DIRECTION
Give back the entire listing verbatim.
▽
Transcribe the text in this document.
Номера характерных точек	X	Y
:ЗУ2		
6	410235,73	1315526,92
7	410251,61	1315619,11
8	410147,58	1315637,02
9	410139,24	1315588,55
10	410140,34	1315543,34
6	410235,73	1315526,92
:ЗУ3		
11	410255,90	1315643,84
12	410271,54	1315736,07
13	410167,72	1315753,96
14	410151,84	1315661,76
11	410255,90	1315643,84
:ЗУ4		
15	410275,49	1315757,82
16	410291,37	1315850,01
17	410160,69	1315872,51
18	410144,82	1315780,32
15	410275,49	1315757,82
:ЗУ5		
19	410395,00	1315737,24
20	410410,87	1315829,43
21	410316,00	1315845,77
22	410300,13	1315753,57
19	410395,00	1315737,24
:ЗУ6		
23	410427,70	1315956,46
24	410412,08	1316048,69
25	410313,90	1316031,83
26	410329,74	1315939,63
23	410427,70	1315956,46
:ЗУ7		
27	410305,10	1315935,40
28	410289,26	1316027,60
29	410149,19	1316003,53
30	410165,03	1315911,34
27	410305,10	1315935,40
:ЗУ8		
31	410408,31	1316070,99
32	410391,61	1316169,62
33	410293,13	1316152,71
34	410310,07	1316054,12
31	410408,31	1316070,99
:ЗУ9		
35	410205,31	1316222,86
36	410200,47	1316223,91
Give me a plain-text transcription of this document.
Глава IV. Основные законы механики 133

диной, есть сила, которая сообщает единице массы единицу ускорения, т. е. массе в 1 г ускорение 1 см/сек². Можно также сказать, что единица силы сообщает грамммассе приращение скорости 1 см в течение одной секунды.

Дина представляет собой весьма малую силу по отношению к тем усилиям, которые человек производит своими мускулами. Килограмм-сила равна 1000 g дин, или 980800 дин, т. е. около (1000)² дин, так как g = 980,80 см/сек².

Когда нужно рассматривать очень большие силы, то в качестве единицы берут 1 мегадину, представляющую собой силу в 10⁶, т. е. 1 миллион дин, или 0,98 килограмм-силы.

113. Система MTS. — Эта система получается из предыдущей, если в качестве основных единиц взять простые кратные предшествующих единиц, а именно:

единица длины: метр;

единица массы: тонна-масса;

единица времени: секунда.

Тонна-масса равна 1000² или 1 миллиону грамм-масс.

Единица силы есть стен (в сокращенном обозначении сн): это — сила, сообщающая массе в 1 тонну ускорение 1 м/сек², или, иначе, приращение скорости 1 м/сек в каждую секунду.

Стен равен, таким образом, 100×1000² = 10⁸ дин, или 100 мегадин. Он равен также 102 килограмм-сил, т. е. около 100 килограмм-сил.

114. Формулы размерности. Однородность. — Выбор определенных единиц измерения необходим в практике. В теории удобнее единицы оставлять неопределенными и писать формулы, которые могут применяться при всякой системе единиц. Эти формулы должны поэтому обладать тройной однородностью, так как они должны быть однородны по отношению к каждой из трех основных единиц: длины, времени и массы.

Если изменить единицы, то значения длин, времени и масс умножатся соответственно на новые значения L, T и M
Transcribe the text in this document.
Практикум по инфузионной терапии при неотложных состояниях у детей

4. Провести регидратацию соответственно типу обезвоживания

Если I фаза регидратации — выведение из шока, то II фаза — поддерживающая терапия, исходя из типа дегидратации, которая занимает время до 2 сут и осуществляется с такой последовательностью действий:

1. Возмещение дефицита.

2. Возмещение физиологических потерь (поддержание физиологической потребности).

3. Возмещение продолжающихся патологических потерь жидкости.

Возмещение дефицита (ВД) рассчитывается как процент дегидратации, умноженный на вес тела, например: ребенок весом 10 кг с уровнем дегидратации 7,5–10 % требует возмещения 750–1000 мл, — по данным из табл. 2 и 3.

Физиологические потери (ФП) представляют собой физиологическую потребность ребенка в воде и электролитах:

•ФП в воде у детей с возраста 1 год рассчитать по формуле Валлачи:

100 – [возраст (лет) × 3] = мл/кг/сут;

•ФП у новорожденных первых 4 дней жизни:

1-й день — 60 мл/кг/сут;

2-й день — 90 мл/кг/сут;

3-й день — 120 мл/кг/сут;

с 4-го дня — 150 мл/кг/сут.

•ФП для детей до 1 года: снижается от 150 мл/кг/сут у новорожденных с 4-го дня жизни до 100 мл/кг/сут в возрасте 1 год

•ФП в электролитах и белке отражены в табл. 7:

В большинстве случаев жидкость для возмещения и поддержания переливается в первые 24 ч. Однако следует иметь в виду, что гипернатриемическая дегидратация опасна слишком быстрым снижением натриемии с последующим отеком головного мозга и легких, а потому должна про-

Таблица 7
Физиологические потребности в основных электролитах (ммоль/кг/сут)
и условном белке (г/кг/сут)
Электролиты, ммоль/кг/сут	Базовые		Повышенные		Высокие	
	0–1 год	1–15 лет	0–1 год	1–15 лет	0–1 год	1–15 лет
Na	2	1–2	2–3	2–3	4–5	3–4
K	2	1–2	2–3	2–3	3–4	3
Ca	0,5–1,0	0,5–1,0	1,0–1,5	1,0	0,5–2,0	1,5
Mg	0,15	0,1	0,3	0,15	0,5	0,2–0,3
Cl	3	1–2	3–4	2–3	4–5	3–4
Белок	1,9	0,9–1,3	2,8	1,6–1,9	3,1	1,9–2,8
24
△
ANSWER TO THIS EXERCISE
Transcribe the text in this document.
Номера характерных точек	X	Y
:ЗУ2		
6	410235,73	1315526,92
7	410251,61	1315619,11
8	410147,58	1315637,02
9	410139,24	1315588,55
10	410140,34	1315543,34
6	410235,73	1315526,92
:ЗУ3		
11	410255,90	1315643,84
12	410271,54	1315736,07
13	410167,72	1315753,96
14	410151,84	1315661,76
11	410255,90	1315643,84
:ЗУ4		
15	410275,49	1315757,82
16	410291,37	1315850,01
17	410160,69	1315872,51
18	410144,82	1315780,32
15	410275,49	1315757,82
:ЗУ5		
19	410395,00	1315737,24
20	410410,87	1315829,43
21	410316,00	1315845,77
22	410300,13	1315753,57
19	410395,00	1315737,24
:ЗУ6		
23	410427,70	1315956,46
24	410412,08	1316048,69
25	410313,90	1316031,83
26	410329,74	1315939,63
23	410427,70	1315956,46
:ЗУ7		
27	410305,10	1315935,40
28	410289,26	1316027,60
29	410149,19	1316003,53
30	410165,03	1315911,34
27	410305,10	1315935,40
:ЗУ8		
31	410408,31	1316070,99
32	410391,61	1316169,62
33	410293,13	1316152,71
34	410310,07	1316054,12
31	410408,31	1316070,99
:ЗУ9		
35	410205,31	1316222,86
36	410200,47	1316223,91
Give me a plain-text transcription of this document.
Глава IV. Основные законы механики 133

диной, есть сила, которая сообщает единице массы единицу ускорения, т. е. массе в 1 г ускорение 1 см/сек². Можно также сказать, что единица силы сообщает грамммассе приращение скорости 1 см в течение одной секунды.

Дина представляет собой весьма малую силу по отношению к тем усилиям, которые человек производит своими мускулами. Килограмм-сила равна 1000 g дин, или 980800 дин, т. е. около (1000)² дин, так как g = 980,80 см/сек².

Когда нужно рассматривать очень большие силы, то в качестве единицы берут 1 мегадину, представляющую собой силу в 10⁶, т. е. 1 миллион дин, или 0,98 килограмм-силы.

113. Система MTS. — Эта система получается из предыдущей, если в качестве основных единиц взять простые кратные предшествующих единиц, а именно:

единица длины: метр;

единица массы: тонна-масса;

единица времени: секунда.

Тонна-масса равна 1000² или 1 миллиону грамм-масс.

Единица силы есть стен (в сокращенном обозначении сн): это — сила, сообщающая массе в 1 тонну ускорение 1 м/сек², или, иначе, приращение скорости 1 м/сек в каждую секунду.

Стен равен, таким образом, 100×1000² = 10⁸ дин, или 100 мегадин. Он равен также 102 килограмм-сил, т. е. около 100 килограмм-сил.

114. Формулы размерности. Однородность. — Выбор определенных единиц измерения необходим в практике. В теории удобнее единицы оставлять неопределенными и писать формулы, которые могут применяться при всякой системе единиц. Эти формулы должны поэтому обладать тройной однородностью, так как они должны быть однородны по отношению к каждой из трех основных единиц: длины, времени и массы.

Если изменить единицы, то значения длин, времени и масс умножатся соответственно на новые значения L, T и M
Transcribe the text in this document.
Практикум по инфузионной терапии при неотложных состояниях у детей

4. Провести регидратацию соответственно типу обезвоживания

Если I фаза регидратации — выведение из шока, то II фаза — поддерживающая терапия, исходя из типа дегидратации, которая занимает время до 2 сут и осуществляется с такой последовательностью действий:

1. Возмещение дефицита.

2. Возмещение физиологических потерь (поддержание физиологической потребности).

3. Возмещение продолжающихся патологических потерь жидкости.

Возмещение дефицита (ВД) рассчитывается как процент дегидратации, умноженный на вес тела, например: ребенок весом 10 кг с уровнем дегидратации 7,5–10 % требует возмещения 750–1000 мл, — по данным из табл. 2 и 3.

Физиологические потери (ФП) представляют собой физиологическую потребность ребенка в воде и электролитах:

•ФП в воде у детей с возраста 1 год рассчитать по формуле Валлачи:

100 – [возраст (лет) × 3] = мл/кг/сут;

•ФП у новорожденных первых 4 дней жизни:

1-й день — 60 мл/кг/сут;

2-й день — 90 мл/кг/сут;

3-й день — 120 мл/кг/сут;

с 4-го дня — 150 мл/кг/сут.

•ФП для детей до 1 года: снижается от 150 мл/кг/сут у новорожденных с 4-го дня жизни до 100 мл/кг/сут в возрасте 1 год

•ФП в электролитах и белке отражены в табл. 7:

В большинстве случаев жидкость для возмещения и поддержания переливается в первые 24 ч. Однако следует иметь в виду, что гипернатриемическая дегидратация опасна слишком быстрым снижением натриемии с последующим отеком головного мозга и легких, а потому должна про-

Таблица 7
Физиологические потребности в основных электролитах (ммоль/кг/сут)
и условном белке (г/кг/сут)
Электролиты, ммоль/кг/сут	Базовые		Повышенные		Высокие	
	0–1 год	1–15 лет	0–1 год	1–15 лет	0–1 год	1–15 лет
Na	2	1–2	2–3	2–3	4–5	3–4
K	2	1–2	2–3	2–3	3–4	3
Ca	0,5–1,0	0,5–1,0	1,0–1,5	1,0	0,5–2,0	1,5
Mg	0,15	0,1	0,3	0,15	0,5	0,2–0,3
Cl	3	1–2	3–4	2–3	4–5	3–4
Белок	1,9	0,9–1,3	2,8	1,6–1,9	3,1	1,9–2,8
24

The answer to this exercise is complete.